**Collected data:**
- - - -

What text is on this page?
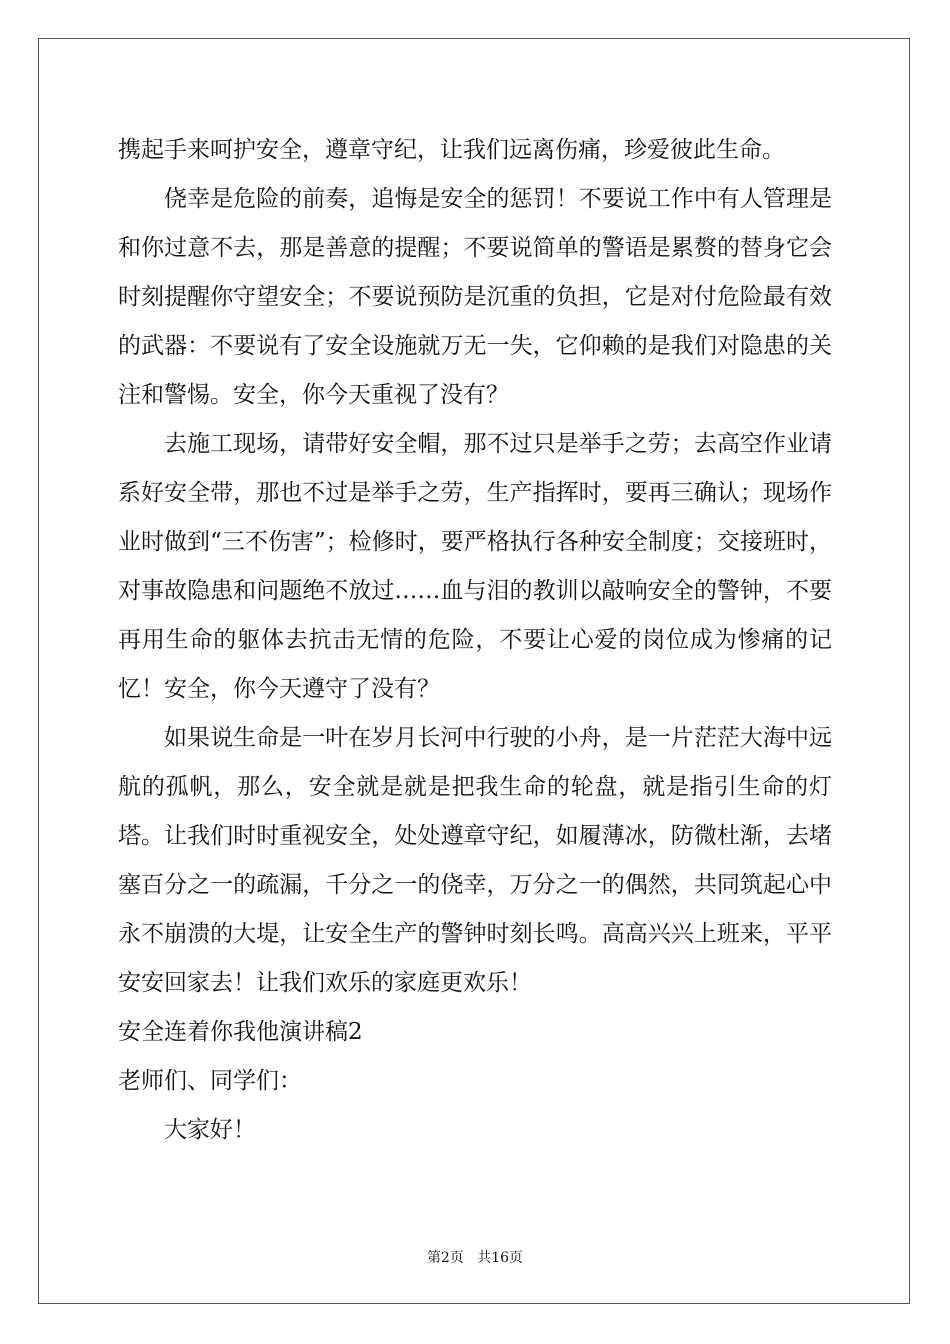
携起手来呵护安全，遵章守纪，让我们远离伤痛，珍爱彼此生命。

侥幸是危险的前奏，追悔是安全的惩罚！不要说工作中有人管理是和你过意不去，那是善意的提醒；不要说简单的警语是累赘的替身它会时刻提醒你守望安全；不要说预防是沉重的负担，它是对付危险最有效的武器：不要说有了安全设施就万无一失，它仰赖的是我们对隐患的关注和警惕。安全，你今天重视了没有？

去施工现场，请带好安全帽，那不过只是举手之劳；去高空作业请系好安全带，那也不过是举手之劳，生产指挥时，要再三确认；现场作业时做到“三不伤害”；检修时，要严格执行各种安全制度；交接班时，对事故隐患和问题绝不放过……血与泪的教训以敲响安全的警钟，不要再用生命的躯体去抗击无情的危险，不要让心爱的岗位成为惨痛的记忆！安全，你今天遵守了没有？

如果说生命是一叶在岁月长河中行驶的小舟，是一片茫茫大海中远航的孤帆，那么，安全就是就是把我生命的轮盘，就是指引生命的灯塔。让我们时时重视安全，处处遵章守纪，如履薄冰，防微杜渐，去堵塞百分之一的疏漏，千分之一的侥幸，万分之一的偶然，共同筑起心中永不崩溃的大堤，让安全生产的警钟时刻长鸣。高高兴兴上班来，平平安安回家去！让我们欢乐的家庭更欢乐！

安全连着你我他演讲稿2

老师们、同学们：

大家好！

第2页 共16页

- - - -

**Work instructions:** Please set down each line of the data above exactly as written, without the pictures.

**Result below:**
What text is on this page?
携起手来呵护安全，遵章守纪，让我们远离伤痛，珍爱彼此生命。

侥幸是危险的前奏，追悔是安全的惩罚！不要说工作中有人管理是和你过意不去，那是善意的提醒；不要说简单的警语是累赘的替身它会时刻提醒你守望安全；不要说预防是沉重的负担，它是对付危险最有效的武器：不要说有了安全设施就万无一失，它仰赖的是我们对隐患的关注和警惕。安全，你今天重视了没有？

去施工现场，请带好安全帽，那不过只是举手之劳；去高空作业请系好安全带，那也不过是举手之劳，生产指挥时，要再三确认；现场作业时做到“三不伤害”；检修时，要严格执行各种安全制度；交接班时，对事故隐患和问题绝不放过……血与泪的教训以敲响安全的警钟，不要再用生命的躯体去抗击无情的危险，不要让心爱的岗位成为惨痛的记忆！安全，你今天遵守了没有？

如果说生命是一叶在岁月长河中行驶的小舟，是一片茫茫大海中远航的孤帆，那么，安全就是就是把我生命的轮盘，就是指引生命的灯塔。让我们时时重视安全，处处遵章守纪，如履薄冰，防微杜渐，去堵塞百分之一的疏漏，千分之一的侥幸，万分之一的偶然，共同筑起心中永不崩溃的大堤，让安全生产的警钟时刻长鸣。高高兴兴上班来，平平安安回家去！让我们欢乐的家庭更欢乐！

安全连着你我他演讲稿2

老师们、同学们：

大家好！

第2页 共16页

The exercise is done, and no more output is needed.